**Goal**
Make an exact copy of the records, dropping all pictures.

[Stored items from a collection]
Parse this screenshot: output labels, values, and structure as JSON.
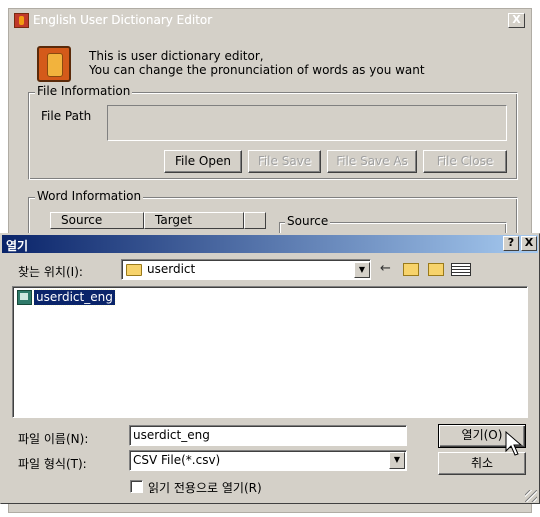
{
  "editor": {
    "title": "English User Dictionary Editor",
    "close_glyph": "X",
    "intro_text": "This is user dictionary editor,\nYou can change the pronunciation of words as you want",
    "file_info": {
      "legend": "File Information",
      "path_label": "File Path",
      "buttons": {
        "open": "File Open",
        "save": "File Save",
        "save_as": "File Save As",
        "close": "File Close"
      }
    },
    "word_info": {
      "legend": "Word Information",
      "columns": [
        "Source",
        "Target"
      ],
      "source_legend": "Source"
    }
  },
  "open_dialog": {
    "title": "열기",
    "help_glyph": "?",
    "close_glyph": "X",
    "look_in_label": "찾는 위치(I):",
    "look_in_value": "userdict",
    "files": [
      "userdict_eng"
    ],
    "filename_label": "파일 이름(N):",
    "filename_value": "userdict_eng",
    "filetype_label": "파일 형식(T):",
    "filetype_value": "CSV File(*.csv)",
    "readonly_label": "읽기 전용으로 열기(R)",
    "open_button": "열기(O)",
    "cancel_button": "취소",
    "icons": [
      "folder-icon",
      "back-arrow-icon",
      "up-folder-icon",
      "new-folder-icon",
      "view-menu-icon",
      "file-icon",
      "mouse-pointer-icon"
    ]
  }
}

**Answer to this task**
Parse this screenshot: output labels, values, and structure as JSON.
{
  "editor": {
    "title": "English User Dictionary Editor",
    "close_glyph": "X",
    "intro_text": "This is user dictionary editor,\nYou can change the pronunciation of words as you want",
    "file_info": {
      "legend": "File Information",
      "path_label": "File Path",
      "buttons": {
        "open": "File Open",
        "save": "File Save",
        "save_as": "File Save As",
        "close": "File Close"
      }
    },
    "word_info": {
      "legend": "Word Information",
      "columns": [
        "Source",
        "Target"
      ],
      "source_legend": "Source"
    }
  },
  "open_dialog": {
    "title": "열기",
    "help_glyph": "?",
    "close_glyph": "X",
    "look_in_label": "찾는 위치(I):",
    "look_in_value": "userdict",
    "files": [
      "userdict_eng"
    ],
    "filename_label": "파일 이름(N):",
    "filename_value": "userdict_eng",
    "filetype_label": "파일 형식(T):",
    "filetype_value": "CSV File(*.csv)",
    "readonly_label": "읽기 전용으로 열기(R)",
    "open_button": "열기(O)",
    "cancel_button": "취소",
    "icons": [
      "folder-icon",
      "back-arrow-icon",
      "up-folder-icon",
      "new-folder-icon",
      "view-menu-icon",
      "file-icon",
      "mouse-pointer-icon"
    ]
  }
}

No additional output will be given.